SUPPLIED PASSAGE
Berthet testified that GCA Immobilier had a clear business interest in funding the legal defence: to prevent the derivative action from proceeding, to protect the reputation of the Wellington project and the “GCA Immobilier” brand, to reassure partners, and to preserve the project’s financial viability so that Wellington entities could pay GCA Immobilier when the project closed. Documents demonstrated that, after the litigation ended, GCA Immobilier invoiced and was paid by Wellington project entities for its services, supporting his account of the revenue model.
The Agence du revenu du Québec (ARQ) offered evidence from an auditor and an opposition officer. The Court found both witnesses had a weak grasp of the underlying litigation and the group’s structure. The auditor mis-described key procedural steps, focused narrowly on the fact that GCA Immobilier’s name did not appear as a party, and relied on an incomplete corporate organigram she had not validated. She also claimed pandemic-related limits on communication as a reason for not seeking clarifications, although the file showed she had received detailed explanations from GCA’s counsel and from Berthet.

Dataset records
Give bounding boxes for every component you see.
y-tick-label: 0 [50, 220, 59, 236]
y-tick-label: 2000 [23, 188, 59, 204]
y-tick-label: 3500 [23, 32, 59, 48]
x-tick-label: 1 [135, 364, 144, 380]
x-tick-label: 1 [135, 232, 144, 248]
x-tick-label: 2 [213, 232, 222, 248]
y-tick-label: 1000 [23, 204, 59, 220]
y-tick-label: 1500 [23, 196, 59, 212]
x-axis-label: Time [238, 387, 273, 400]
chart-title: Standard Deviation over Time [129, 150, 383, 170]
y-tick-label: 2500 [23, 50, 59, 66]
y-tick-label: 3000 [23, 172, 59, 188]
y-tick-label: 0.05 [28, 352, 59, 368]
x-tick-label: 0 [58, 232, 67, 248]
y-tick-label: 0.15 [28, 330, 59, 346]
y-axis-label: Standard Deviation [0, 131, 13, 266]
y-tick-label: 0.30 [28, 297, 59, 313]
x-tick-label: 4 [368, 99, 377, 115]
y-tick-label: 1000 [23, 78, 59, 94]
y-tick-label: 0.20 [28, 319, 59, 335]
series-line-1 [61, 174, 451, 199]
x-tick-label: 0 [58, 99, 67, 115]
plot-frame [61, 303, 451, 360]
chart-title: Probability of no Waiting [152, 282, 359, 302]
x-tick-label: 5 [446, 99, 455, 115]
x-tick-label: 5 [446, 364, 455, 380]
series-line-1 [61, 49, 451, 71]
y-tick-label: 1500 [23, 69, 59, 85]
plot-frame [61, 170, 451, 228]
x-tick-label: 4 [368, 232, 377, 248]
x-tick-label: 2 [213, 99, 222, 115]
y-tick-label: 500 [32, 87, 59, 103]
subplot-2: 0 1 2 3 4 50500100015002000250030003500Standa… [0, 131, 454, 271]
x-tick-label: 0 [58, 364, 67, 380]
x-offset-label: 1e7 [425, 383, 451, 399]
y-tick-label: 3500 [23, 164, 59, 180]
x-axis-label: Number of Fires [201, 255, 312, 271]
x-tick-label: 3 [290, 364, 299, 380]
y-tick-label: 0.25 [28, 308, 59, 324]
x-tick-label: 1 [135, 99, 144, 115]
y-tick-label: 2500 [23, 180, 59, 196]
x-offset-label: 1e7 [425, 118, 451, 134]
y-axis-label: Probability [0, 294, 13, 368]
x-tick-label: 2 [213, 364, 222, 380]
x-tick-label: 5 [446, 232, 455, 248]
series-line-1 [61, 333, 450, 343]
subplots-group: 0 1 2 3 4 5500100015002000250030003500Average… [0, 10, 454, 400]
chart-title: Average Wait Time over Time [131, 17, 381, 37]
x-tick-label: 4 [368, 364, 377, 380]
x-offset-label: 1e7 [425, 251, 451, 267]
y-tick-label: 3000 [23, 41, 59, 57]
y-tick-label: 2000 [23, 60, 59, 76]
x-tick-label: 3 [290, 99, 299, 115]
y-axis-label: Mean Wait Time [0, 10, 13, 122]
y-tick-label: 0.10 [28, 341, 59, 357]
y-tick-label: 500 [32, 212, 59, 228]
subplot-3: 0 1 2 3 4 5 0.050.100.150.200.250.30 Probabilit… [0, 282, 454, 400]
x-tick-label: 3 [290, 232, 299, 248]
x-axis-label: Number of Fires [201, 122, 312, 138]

TASKS TO PERFORM
**1.** Return the text of the GCA Immobilier passage starting at "The Agence du" and ending at "and from Berthet.", copied word for word.
**2.** Write the next part of the GCA Immobilier passage, picking up after its final sentence.

YOUR WRITTEN ANSWERS
**1.**
The Agence du revenu du Québec (ARQ) offered evidence from an auditor and an opposition officer. The Court found both witnesses had a weak grasp of the underlying litigation and the group’s structure. The auditor mis-described key procedural steps, focused narrowly on the fact that GCA Immobilier’s name did not appear as a party, and relied on an incomplete corporate organigram she had not validated. She also claimed pandemic-related limits on communication as a reason for not seeking clarifications, although the file showed she had received detailed explanations from GCA’s counsel and from Berthet.

**2.**
The opposition officer largely repeated the auditor’s approach, reading invoice descriptions and judgments and conducting a superficial online search under the corporation’s number instead of “GCA Immobilier”. In his own earlier internal notes he had recognized some economic link to Le Wellington but later retreated from that position at trial, admitting he had not examined other group entities’ roles or income sources.

Court’s analysis and outcome

The Cour du Québec held that GCA Immobilier had supplied clear, credible and detailed evidence showing that the reassessments were based on incomplete or inaccurate assumptions. The company established that the legal fees paid to De Grandpré Chait related to the Bouvier–Lachance proceedings, that the threatened derivative action would have directly affected the Wellington project and its key participants, and that GCA Immobilier’s revenue ultimately depended on the successful, reputationally intact completion of that project.
Once GCA Immobilier had made out a prima facie case, the evidentiary burden shifted. ARQ failed to discharge it: the Court found the auditor’s and officer’s analyses superficial, based on misunderstood judgments and flawed corporate mapping, and insufficient to undermine Berthet’s testimony.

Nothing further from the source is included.